* _WORK REQUIRED_
Gather up every line that includes the string "Disponibles".

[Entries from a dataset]
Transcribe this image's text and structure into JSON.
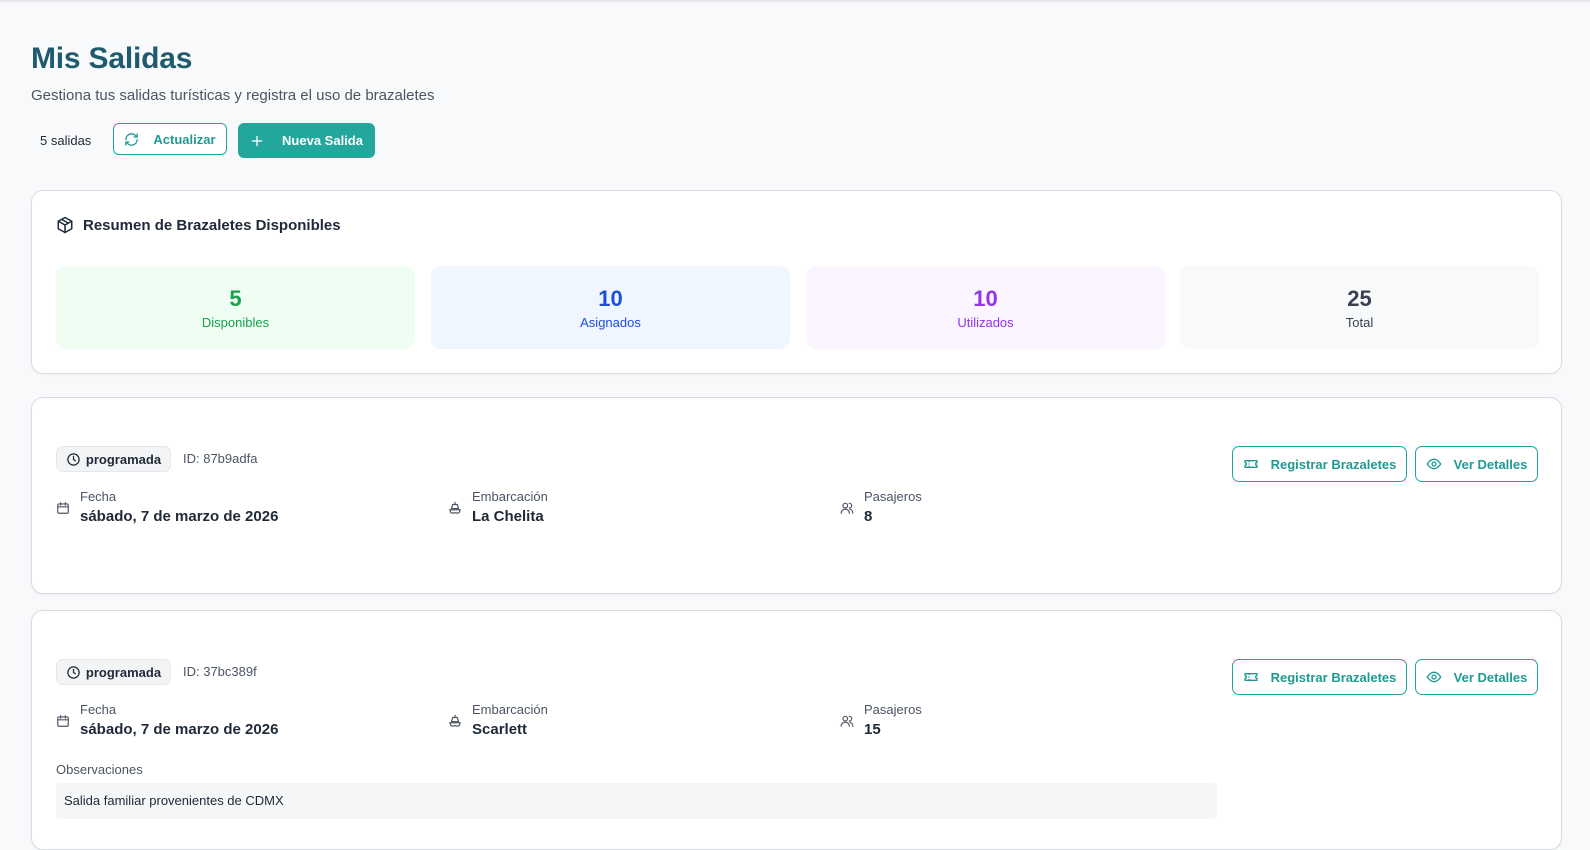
{
  "header": {
    "title": "Mis Salidas",
    "subtitle": "Gestiona tus salidas turísticas y registra el uso de brazaletes",
    "count_label": "5 salidas",
    "refresh_label": "Actualizar",
    "new_label": "Nueva Salida"
  },
  "summary": {
    "title": "Resumen de Brazaletes Disponibles",
    "stats": [
      {
        "value": "5",
        "label": "Disponibles",
        "color": "#16a34a",
        "bg": "#effdf3"
      },
      {
        "value": "10",
        "label": "Asignados",
        "color": "#1d4ed8",
        "bg": "#eff6ff"
      },
      {
        "value": "10",
        "label": "Utilizados",
        "color": "#9333ea",
        "bg": "#faf5ff"
      },
      {
        "value": "25",
        "label": "Total",
        "color": "#374151",
        "bg": "#f8f9fb"
      }
    ]
  },
  "trips": [
    {
      "status": "programada",
      "id": "ID: 87b9adfa",
      "date_label": "Fecha",
      "date": "sábado, 7 de marzo de 2026",
      "boat_label": "Embarcación",
      "boat": "La Chelita",
      "pax_label": "Pasajeros",
      "pax": "8",
      "register_label": "Registrar Brazaletes",
      "details_label": "Ver Detalles"
    },
    {
      "status": "programada",
      "id": "ID: 37bc389f",
      "date_label": "Fecha",
      "date": "sábado, 7 de marzo de 2026",
      "boat_label": "Embarcación",
      "boat": "Scarlett",
      "pax_label": "Pasajeros",
      "pax": "15",
      "register_label": "Registrar Brazaletes",
      "details_label": "Ver Detalles",
      "obs_label": "Observaciones",
      "obs": "Salida familiar provenientes de CDMX"
    }
  ],
  "colors": {
    "accent": "#23a79d",
    "title": "#1e5b6e"
  }
}
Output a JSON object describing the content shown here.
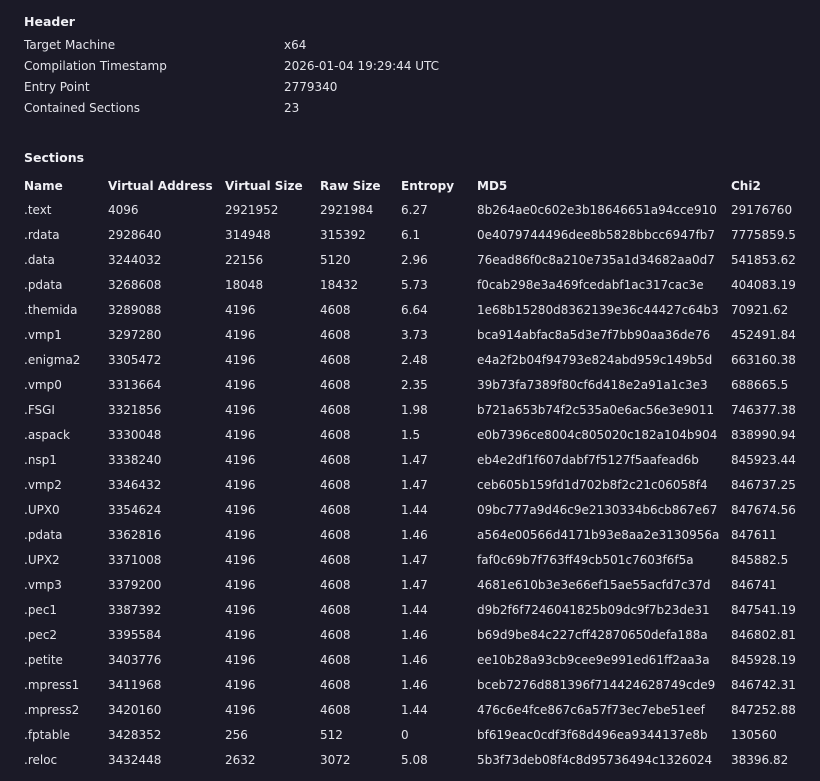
{
  "header": {
    "title": "Header",
    "fields": [
      {
        "key": "Target Machine",
        "value": "x64"
      },
      {
        "key": "Compilation Timestamp",
        "value": "2026-01-04 19:29:44 UTC"
      },
      {
        "key": "Entry Point",
        "value": "2779340"
      },
      {
        "key": "Contained Sections",
        "value": "23"
      }
    ]
  },
  "sections": {
    "title": "Sections",
    "columns": [
      "Name",
      "Virtual Address",
      "Virtual Size",
      "Raw Size",
      "Entropy",
      "MD5",
      "Chi2"
    ],
    "rows": [
      [
        ".text",
        "4096",
        "2921952",
        "2921984",
        "6.27",
        "8b264ae0c602e3b18646651a94cce910",
        "29176760"
      ],
      [
        ".rdata",
        "2928640",
        "314948",
        "315392",
        "6.1",
        "0e4079744496dee8b5828bbcc6947fb7",
        "7775859.5"
      ],
      [
        ".data",
        "3244032",
        "22156",
        "5120",
        "2.96",
        "76ead86f0c8a210e735a1d34682aa0d7",
        "541853.62"
      ],
      [
        ".pdata",
        "3268608",
        "18048",
        "18432",
        "5.73",
        "f0cab298e3a469fcedabf1ac317cac3e",
        "404083.19"
      ],
      [
        ".themida",
        "3289088",
        "4196",
        "4608",
        "6.64",
        "1e68b15280d8362139e36c44427c64b3",
        "70921.62"
      ],
      [
        ".vmp1",
        "3297280",
        "4196",
        "4608",
        "3.73",
        "bca914abfac8a5d3e7f7bb90aa36de76",
        "452491.84"
      ],
      [
        ".enigma2",
        "3305472",
        "4196",
        "4608",
        "2.48",
        "e4a2f2b04f94793e824abd959c149b5d",
        "663160.38"
      ],
      [
        ".vmp0",
        "3313664",
        "4196",
        "4608",
        "2.35",
        "39b73fa7389f80cf6d418e2a91a1c3e3",
        "688665.5"
      ],
      [
        ".FSGI",
        "3321856",
        "4196",
        "4608",
        "1.98",
        "b721a653b74f2c535a0e6ac56e3e9011",
        "746377.38"
      ],
      [
        ".aspack",
        "3330048",
        "4196",
        "4608",
        "1.5",
        "e0b7396ce8004c805020c182a104b904",
        "838990.94"
      ],
      [
        ".nsp1",
        "3338240",
        "4196",
        "4608",
        "1.47",
        "eb4e2df1f607dabf7f5127f5aafead6b",
        "845923.44"
      ],
      [
        ".vmp2",
        "3346432",
        "4196",
        "4608",
        "1.47",
        "ceb605b159fd1d702b8f2c21c06058f4",
        "846737.25"
      ],
      [
        ".UPX0",
        "3354624",
        "4196",
        "4608",
        "1.44",
        "09bc777a9d46c9e2130334b6cb867e67",
        "847674.56"
      ],
      [
        ".pdata",
        "3362816",
        "4196",
        "4608",
        "1.46",
        "a564e00566d4171b93e8aa2e3130956a",
        "847611"
      ],
      [
        ".UPX2",
        "3371008",
        "4196",
        "4608",
        "1.47",
        "faf0c69b7f763ff49cb501c7603f6f5a",
        "845882.5"
      ],
      [
        ".vmp3",
        "3379200",
        "4196",
        "4608",
        "1.47",
        "4681e610b3e3e66ef15ae55acfd7c37d",
        "846741"
      ],
      [
        ".pec1",
        "3387392",
        "4196",
        "4608",
        "1.44",
        "d9b2f6f7246041825b09dc9f7b23de31",
        "847541.19"
      ],
      [
        ".pec2",
        "3395584",
        "4196",
        "4608",
        "1.46",
        "b69d9be84c227cff42870650defa188a",
        "846802.81"
      ],
      [
        ".petite",
        "3403776",
        "4196",
        "4608",
        "1.46",
        "ee10b28a93cb9cee9e991ed61ff2aa3a",
        "845928.19"
      ],
      [
        ".mpress1",
        "3411968",
        "4196",
        "4608",
        "1.46",
        "bceb7276d881396f714424628749cde9",
        "846742.31"
      ],
      [
        ".mpress2",
        "3420160",
        "4196",
        "4608",
        "1.44",
        "476c6e4fce867c6a57f73ec7ebe51eef",
        "847252.88"
      ],
      [
        ".fptable",
        "3428352",
        "256",
        "512",
        "0",
        "bf619eac0cdf3f68d496ea9344137e8b",
        "130560"
      ],
      [
        ".reloc",
        "3432448",
        "2632",
        "3072",
        "5.08",
        "5b3f73deb08f4c8d95736494c1326024",
        "38396.82"
      ]
    ]
  }
}
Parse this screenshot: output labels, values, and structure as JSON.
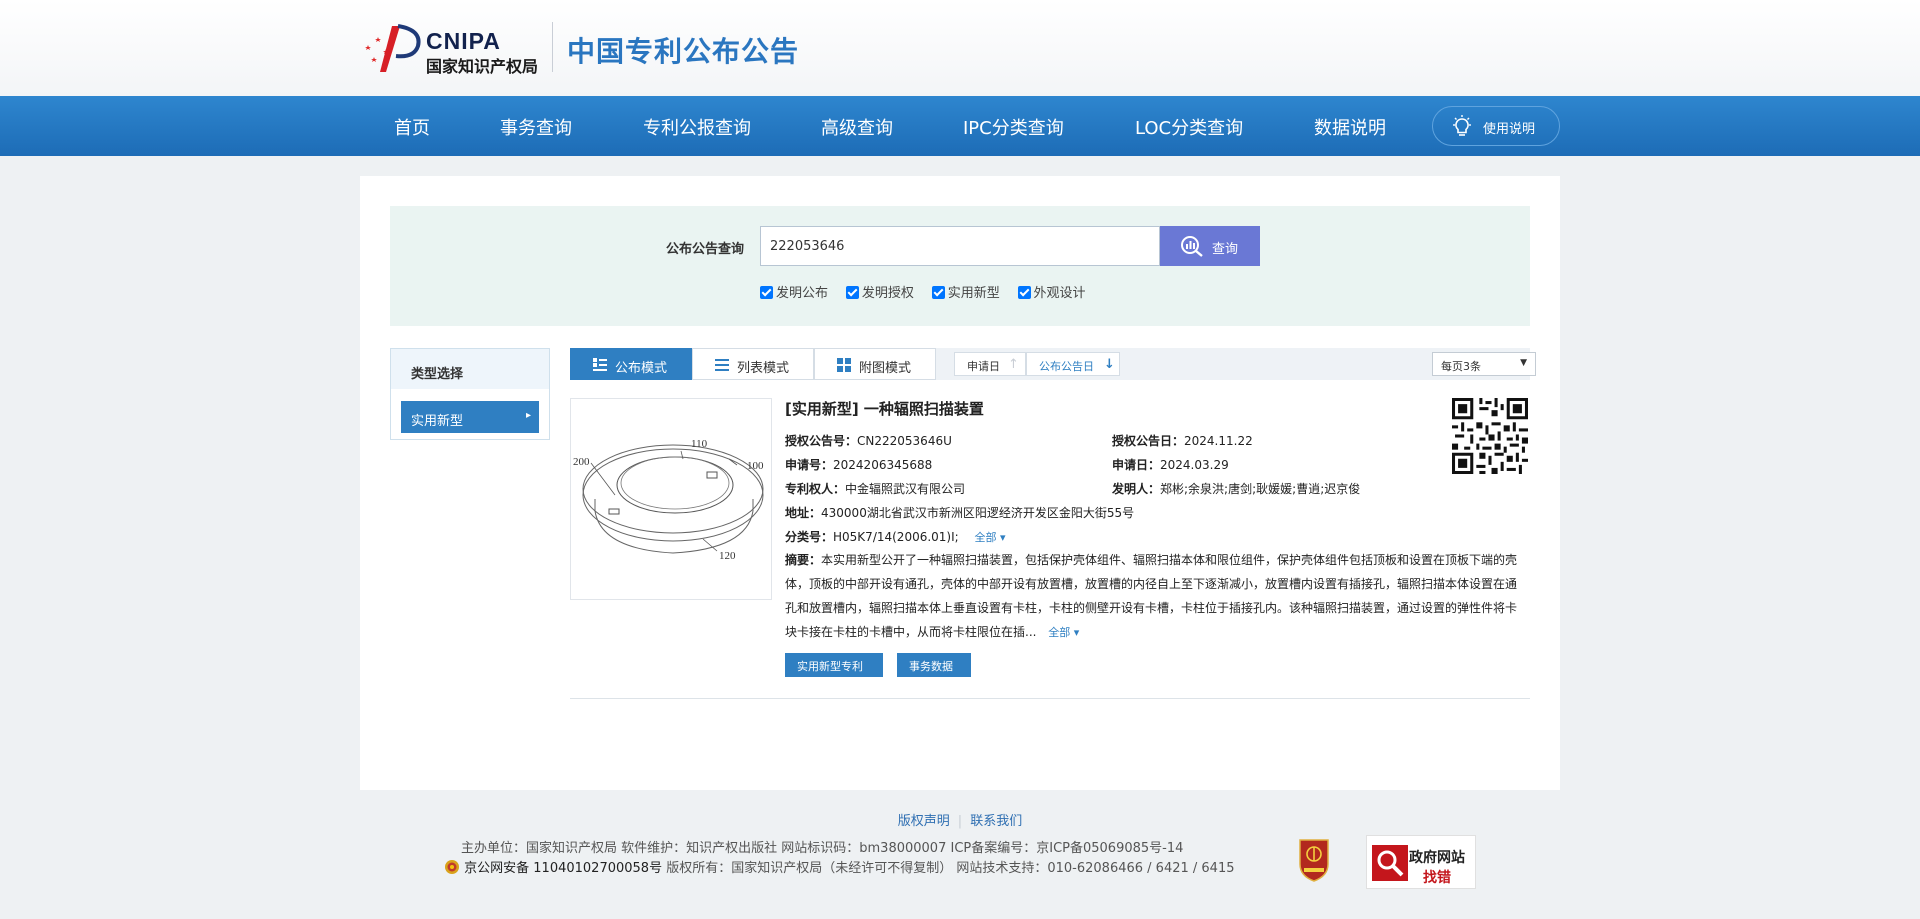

* _CORRECT OUTPUT_
    "title": "Resumen de Brazaletes Disponibles",
        "label": "Disponibles",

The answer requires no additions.